PROMPT
Extract all of the entries and set them down verbatim.

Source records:
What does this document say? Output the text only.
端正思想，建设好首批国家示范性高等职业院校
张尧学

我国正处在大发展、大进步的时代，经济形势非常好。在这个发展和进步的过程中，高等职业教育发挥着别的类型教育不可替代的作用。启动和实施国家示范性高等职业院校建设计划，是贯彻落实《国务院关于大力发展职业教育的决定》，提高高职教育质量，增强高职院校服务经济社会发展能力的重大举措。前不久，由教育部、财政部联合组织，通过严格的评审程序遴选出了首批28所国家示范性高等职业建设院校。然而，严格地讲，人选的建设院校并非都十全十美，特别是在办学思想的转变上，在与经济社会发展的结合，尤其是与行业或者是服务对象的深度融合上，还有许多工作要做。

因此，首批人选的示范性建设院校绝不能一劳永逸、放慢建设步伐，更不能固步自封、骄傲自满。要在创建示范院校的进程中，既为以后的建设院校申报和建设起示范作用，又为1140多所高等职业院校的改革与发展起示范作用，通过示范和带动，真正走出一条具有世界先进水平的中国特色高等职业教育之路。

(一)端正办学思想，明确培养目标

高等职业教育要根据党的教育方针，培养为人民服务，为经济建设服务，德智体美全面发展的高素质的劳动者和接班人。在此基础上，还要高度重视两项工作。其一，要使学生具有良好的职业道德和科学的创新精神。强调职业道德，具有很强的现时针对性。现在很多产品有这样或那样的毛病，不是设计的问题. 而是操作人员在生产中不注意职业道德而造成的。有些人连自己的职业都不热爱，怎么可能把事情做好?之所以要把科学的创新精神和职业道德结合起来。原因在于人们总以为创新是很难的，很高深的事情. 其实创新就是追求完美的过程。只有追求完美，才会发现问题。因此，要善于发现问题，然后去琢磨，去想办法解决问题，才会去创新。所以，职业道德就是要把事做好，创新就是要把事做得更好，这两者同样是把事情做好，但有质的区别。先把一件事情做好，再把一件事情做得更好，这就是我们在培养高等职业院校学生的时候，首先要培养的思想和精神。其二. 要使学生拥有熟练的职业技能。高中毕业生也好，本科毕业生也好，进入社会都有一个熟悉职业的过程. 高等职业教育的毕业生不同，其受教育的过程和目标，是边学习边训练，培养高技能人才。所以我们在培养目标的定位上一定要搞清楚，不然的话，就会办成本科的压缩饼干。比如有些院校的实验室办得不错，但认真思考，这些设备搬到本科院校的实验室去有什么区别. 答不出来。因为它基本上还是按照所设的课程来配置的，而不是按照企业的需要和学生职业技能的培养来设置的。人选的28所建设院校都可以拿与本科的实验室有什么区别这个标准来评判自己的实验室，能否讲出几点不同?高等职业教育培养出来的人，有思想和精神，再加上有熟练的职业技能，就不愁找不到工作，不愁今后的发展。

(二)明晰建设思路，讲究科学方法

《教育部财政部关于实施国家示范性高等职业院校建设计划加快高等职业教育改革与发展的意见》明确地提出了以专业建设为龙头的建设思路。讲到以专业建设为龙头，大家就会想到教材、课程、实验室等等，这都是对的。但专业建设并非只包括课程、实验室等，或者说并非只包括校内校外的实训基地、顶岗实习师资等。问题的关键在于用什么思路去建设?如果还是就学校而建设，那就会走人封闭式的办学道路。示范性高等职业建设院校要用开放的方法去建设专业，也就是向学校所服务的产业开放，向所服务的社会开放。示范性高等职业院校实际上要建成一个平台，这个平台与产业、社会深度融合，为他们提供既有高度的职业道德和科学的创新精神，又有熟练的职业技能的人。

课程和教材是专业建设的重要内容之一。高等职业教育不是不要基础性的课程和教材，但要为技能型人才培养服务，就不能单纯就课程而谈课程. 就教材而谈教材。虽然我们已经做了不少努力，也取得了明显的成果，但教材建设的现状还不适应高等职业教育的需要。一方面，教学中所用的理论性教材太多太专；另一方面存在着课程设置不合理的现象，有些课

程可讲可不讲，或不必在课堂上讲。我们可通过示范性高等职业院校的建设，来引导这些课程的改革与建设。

REPLY
What does this document say? Output the text only.
端正思想，建设好首批国家示范性高等职业院校
张尧学

我国正处在大发展、大进步的时代，经济形势非常好。在这个发展和进步的过程中，高等职业教育发挥着别的类型教育不可替代的作用。启动和实施国家示范性高等职业院校建设计划，是贯彻落实《国务院关于大力发展职业教育的决定》，提高高职教育质量，增强高职院校服务经济社会发展能力的重大举措。前不久，由教育部、财政部联合组织，通过严格的评审程序遴选出了首批28所国家示范性高等职业建设院校。然而，严格地讲，人选的建设院校并非都十全十美，特别是在办学思想的转变上，在与经济社会发展的结合，尤其是与行业或者是服务对象的深度融合上，还有许多工作要做。

因此，首批人选的示范性建设院校绝不能一劳永逸、放慢建设步伐，更不能固步自封、骄傲自满。要在创建示范院校的进程中，既为以后的建设院校申报和建设起示范作用，又为1140多所高等职业院校的改革与发展起示范作用，通过示范和带动，真正走出一条具有世界先进水平的中国特色高等职业教育之路。

(一)端正办学思想，明确培养目标

高等职业教育要根据党的教育方针，培养为人民服务，为经济建设服务，德智体美全面发展的高素质的劳动者和接班人。在此基础上，还要高度重视两项工作。其一，要使学生具有良好的职业道德和科学的创新精神。强调职业道德，具有很强的现时针对性。现在很多产品有这样或那样的毛病，不是设计的问题. 而是操作人员在生产中不注意职业道德而造成的。有些人连自己的职业都不热爱，怎么可能把事情做好?之所以要把科学的创新精神和职业道德结合起来。原因在于人们总以为创新是很难的，很高深的事情. 其实创新就是追求完美的过程。只有追求完美，才会发现问题。因此，要善于发现问题，然后去琢磨，去想办法解决问题，才会去创新。所以，职业道德就是要把事做好，创新就是要把事做得更好，这两者同样是把事情做好，但有质的区别。先把一件事情做好，再把一件事情做得更好，这就是我们在培养高等职业院校学生的时候，首先要培养的思想和精神。其二. 要使学生拥有熟练的职业技能。高中毕业生也好，本科毕业生也好，进入社会都有一个熟悉职业的过程. 高等职业教育的毕业生不同，其受教育的过程和目标，是边学习边训练，培养高技能人才。所以我们在培养目标的定位上一定要搞清楚，不然的话，就会办成本科的压缩饼干。比如有些院校的实验室办得不错，但认真思考，这些设备搬到本科院校的实验室去有什么区别. 答不出来。因为它基本上还是按照所设的课程来配置的，而不是按照企业的需要和学生职业技能的培养来设置的。人选的28所建设院校都可以拿与本科的实验室有什么区别这个标准来评判自己的实验室，能否讲出几点不同?高等职业教育培养出来的人，有思想和精神，再加上有熟练的职业技能，就不愁找不到工作，不愁今后的发展。

(二)明晰建设思路，讲究科学方法

《教育部财政部关于实施国家示范性高等职业院校建设计划加快高等职业教育改革与发展的意见》明确地提出了以专业建设为龙头的建设思路。讲到以专业建设为龙头，大家就会想到教材、课程、实验室等等，这都是对的。但专业建设并非只包括课程、实验室等，或者说并非只包括校内校外的实训基地、顶岗实习师资等。问题的关键在于用什么思路去建设?如果还是就学校而建设，那就会走人封闭式的办学道路。示范性高等职业建设院校要用开放的方法去建设专业，也就是向学校所服务的产业开放，向所服务的社会开放。示范性高等职业院校实际上要建成一个平台，这个平台与产业、社会深度融合，为他们提供既有高度的职业道德和科学的创新精神，又有熟练的职业技能的人。

课程和教材是专业建设的重要内容之一。高等职业教育不是不要基础性的课程和教材，但要为技能型人才培养服务，就不能单纯就课程而谈课程. 就教材而谈教材。虽然我们已经做了不少努力，也取得了明显的成果，但教材建设的现状还不适应高等职业教育的需要。一方面，教学中所用的理论性教材太多太专；另一方面存在着课程设置不合理的现象，有些课

程可讲可不讲，或不必在课堂上讲。我们可通过示范性高等职业院校的建设，来引导这些课程的改革与建设。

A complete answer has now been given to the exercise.